▶ Short problem
Set down the full listing exactly as given. Any pictures are to be left out.
====== Dataset
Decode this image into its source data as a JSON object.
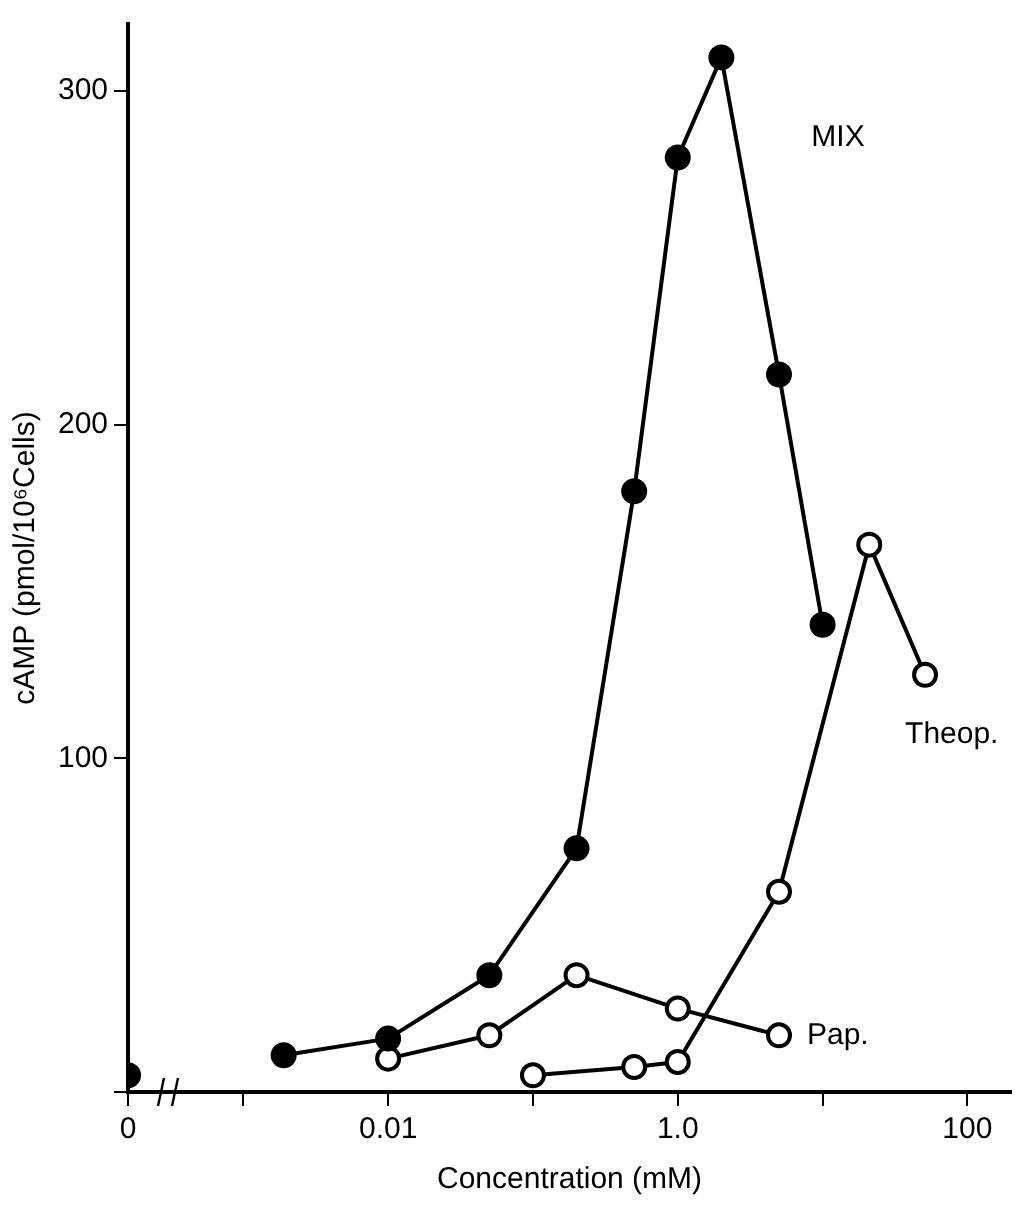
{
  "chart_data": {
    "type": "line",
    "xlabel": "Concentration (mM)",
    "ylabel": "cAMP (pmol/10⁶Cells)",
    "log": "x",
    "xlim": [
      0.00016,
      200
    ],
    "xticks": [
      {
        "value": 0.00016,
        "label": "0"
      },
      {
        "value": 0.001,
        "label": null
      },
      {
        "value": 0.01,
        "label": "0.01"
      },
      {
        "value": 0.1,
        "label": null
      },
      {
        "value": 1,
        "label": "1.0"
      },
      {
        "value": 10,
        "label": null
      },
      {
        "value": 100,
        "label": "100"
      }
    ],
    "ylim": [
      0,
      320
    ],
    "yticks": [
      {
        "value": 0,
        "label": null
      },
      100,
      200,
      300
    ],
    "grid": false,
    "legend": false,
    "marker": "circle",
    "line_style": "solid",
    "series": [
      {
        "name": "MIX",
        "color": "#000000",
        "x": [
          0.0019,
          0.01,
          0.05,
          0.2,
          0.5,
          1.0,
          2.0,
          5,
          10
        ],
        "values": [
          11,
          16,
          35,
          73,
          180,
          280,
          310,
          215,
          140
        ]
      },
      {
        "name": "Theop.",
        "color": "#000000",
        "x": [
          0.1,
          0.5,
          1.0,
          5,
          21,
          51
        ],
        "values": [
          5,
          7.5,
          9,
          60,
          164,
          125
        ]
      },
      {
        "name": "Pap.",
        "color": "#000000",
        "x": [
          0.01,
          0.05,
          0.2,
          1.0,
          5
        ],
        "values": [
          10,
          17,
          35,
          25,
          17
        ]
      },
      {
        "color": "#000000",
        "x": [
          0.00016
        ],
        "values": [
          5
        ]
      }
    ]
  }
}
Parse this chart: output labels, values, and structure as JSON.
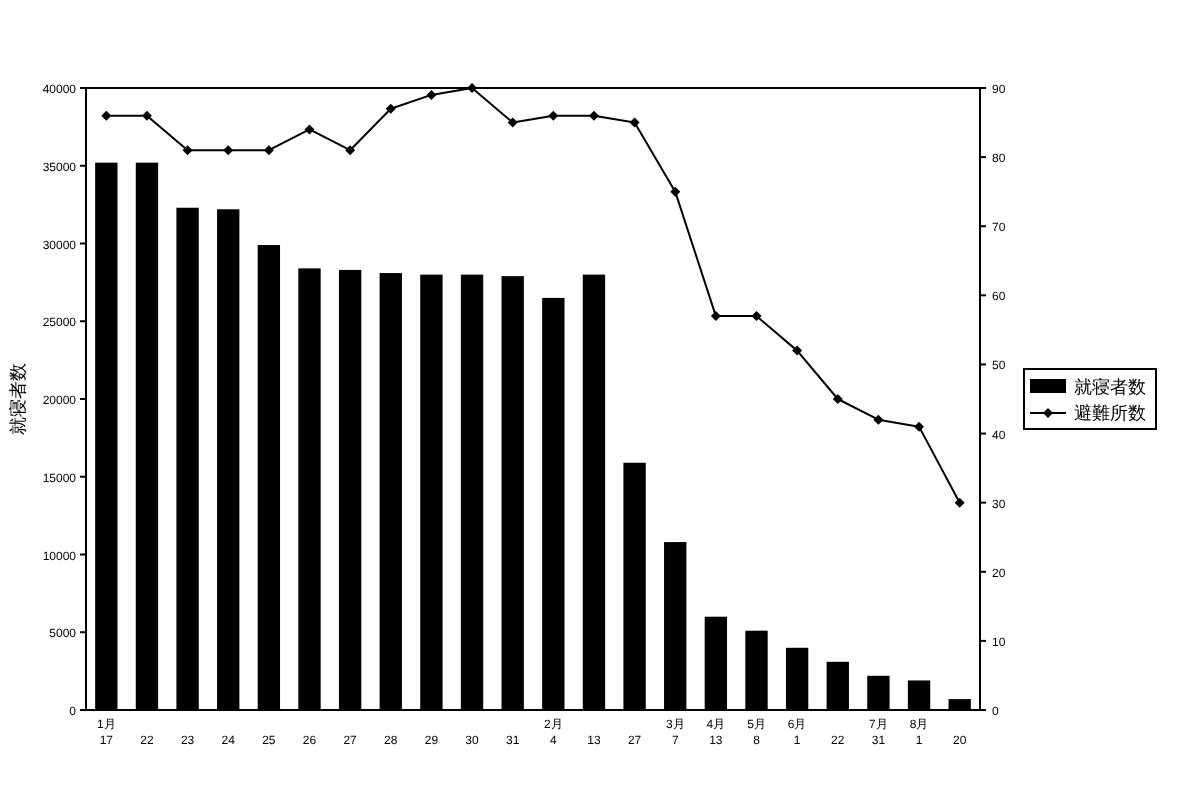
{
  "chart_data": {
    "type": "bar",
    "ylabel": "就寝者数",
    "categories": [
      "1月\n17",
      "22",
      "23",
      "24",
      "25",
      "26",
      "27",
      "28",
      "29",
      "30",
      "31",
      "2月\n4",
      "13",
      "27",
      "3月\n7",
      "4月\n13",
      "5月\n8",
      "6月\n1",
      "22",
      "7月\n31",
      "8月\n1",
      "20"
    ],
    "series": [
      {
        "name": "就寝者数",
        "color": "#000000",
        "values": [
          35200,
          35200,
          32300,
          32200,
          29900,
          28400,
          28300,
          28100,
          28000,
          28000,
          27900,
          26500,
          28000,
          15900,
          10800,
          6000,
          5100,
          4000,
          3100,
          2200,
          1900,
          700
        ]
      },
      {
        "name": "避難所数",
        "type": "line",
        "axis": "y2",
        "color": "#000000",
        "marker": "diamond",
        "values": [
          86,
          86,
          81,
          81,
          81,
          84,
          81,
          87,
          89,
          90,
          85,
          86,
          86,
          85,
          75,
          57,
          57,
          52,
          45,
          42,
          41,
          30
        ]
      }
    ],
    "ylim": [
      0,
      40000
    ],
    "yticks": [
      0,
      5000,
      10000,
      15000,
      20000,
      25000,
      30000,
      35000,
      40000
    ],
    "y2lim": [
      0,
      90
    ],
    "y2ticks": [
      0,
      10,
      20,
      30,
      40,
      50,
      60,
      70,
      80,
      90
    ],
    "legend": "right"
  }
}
============
▶ Result of this task
Decode this image into its source data as a JSON object.
{
  "chart_data": {
    "type": "line",
    "xlabel": "Concentration (mM)",
    "ylabel": "cAMP (pmol/10⁶Cells)",
    "log": "x",
    "xlim": [
      0.00016,
      200
    ],
    "xticks": [
      {
        "value": 0.00016,
        "label": "0"
      },
      {
        "value": 0.001,
        "label": null
      },
      {
        "value": 0.01,
        "label": "0.01"
      },
      {
        "value": 0.1,
        "label": null
      },
      {
        "value": 1,
        "label": "1.0"
      },
      {
        "value": 10,
        "label": null
      },
      {
        "value": 100,
        "label": "100"
      }
    ],
    "ylim": [
      0,
      320
    ],
    "yticks": [
      {
        "value": 0,
        "label": null
      },
      100,
      200,
      300
    ],
    "grid": false,
    "legend": false,
    "marker": "circle",
    "line_style": "solid",
    "series": [
      {
        "name": "MIX",
        "color": "#000000",
        "x": [
          0.0019,
          0.01,
          0.05,
          0.2,
          0.5,
          1.0,
          2.0,
          5,
          10
        ],
        "values": [
          11,
          16,
          35,
          73,
          180,
          280,
          310,
          215,
          140
        ]
      },
      {
        "name": "Theop.",
        "color": "#000000",
        "x": [
          0.1,
          0.5,
          1.0,
          5,
          21,
          51
        ],
        "values": [
          5,
          7.5,
          9,
          60,
          164,
          125
        ]
      },
      {
        "name": "Pap.",
        "color": "#000000",
        "x": [
          0.01,
          0.05,
          0.2,
          1.0,
          5
        ],
        "values": [
          10,
          17,
          35,
          25,
          17
        ]
      },
      {
        "color": "#000000",
        "x": [
          0.00016
        ],
        "values": [
          5
        ]
      }
    ]
  }
}
Parse this chart: output labels, values, and structure as JSON.
{
  "chart_data": {
    "type": "bar",
    "ylabel": "就寝者数",
    "categories": [
      "1月\n17",
      "22",
      "23",
      "24",
      "25",
      "26",
      "27",
      "28",
      "29",
      "30",
      "31",
      "2月\n4",
      "13",
      "27",
      "3月\n7",
      "4月\n13",
      "5月\n8",
      "6月\n1",
      "22",
      "7月\n31",
      "8月\n1",
      "20"
    ],
    "series": [
      {
        "name": "就寝者数",
        "color": "#000000",
        "values": [
          35200,
          35200,
          32300,
          32200,
          29900,
          28400,
          28300,
          28100,
          28000,
          28000,
          27900,
          26500,
          28000,
          15900,
          10800,
          6000,
          5100,
          4000,
          3100,
          2200,
          1900,
          700
        ]
      },
      {
        "name": "避難所数",
        "type": "line",
        "axis": "y2",
        "color": "#000000",
        "marker": "diamond",
        "values": [
          86,
          86,
          81,
          81,
          81,
          84,
          81,
          87,
          89,
          90,
          85,
          86,
          86,
          85,
          75,
          57,
          57,
          52,
          45,
          42,
          41,
          30
        ]
      }
    ],
    "ylim": [
      0,
      40000
    ],
    "yticks": [
      0,
      5000,
      10000,
      15000,
      20000,
      25000,
      30000,
      35000,
      40000
    ],
    "y2lim": [
      0,
      90
    ],
    "y2ticks": [
      0,
      10,
      20,
      30,
      40,
      50,
      60,
      70,
      80,
      90
    ],
    "legend": "right"
  }
}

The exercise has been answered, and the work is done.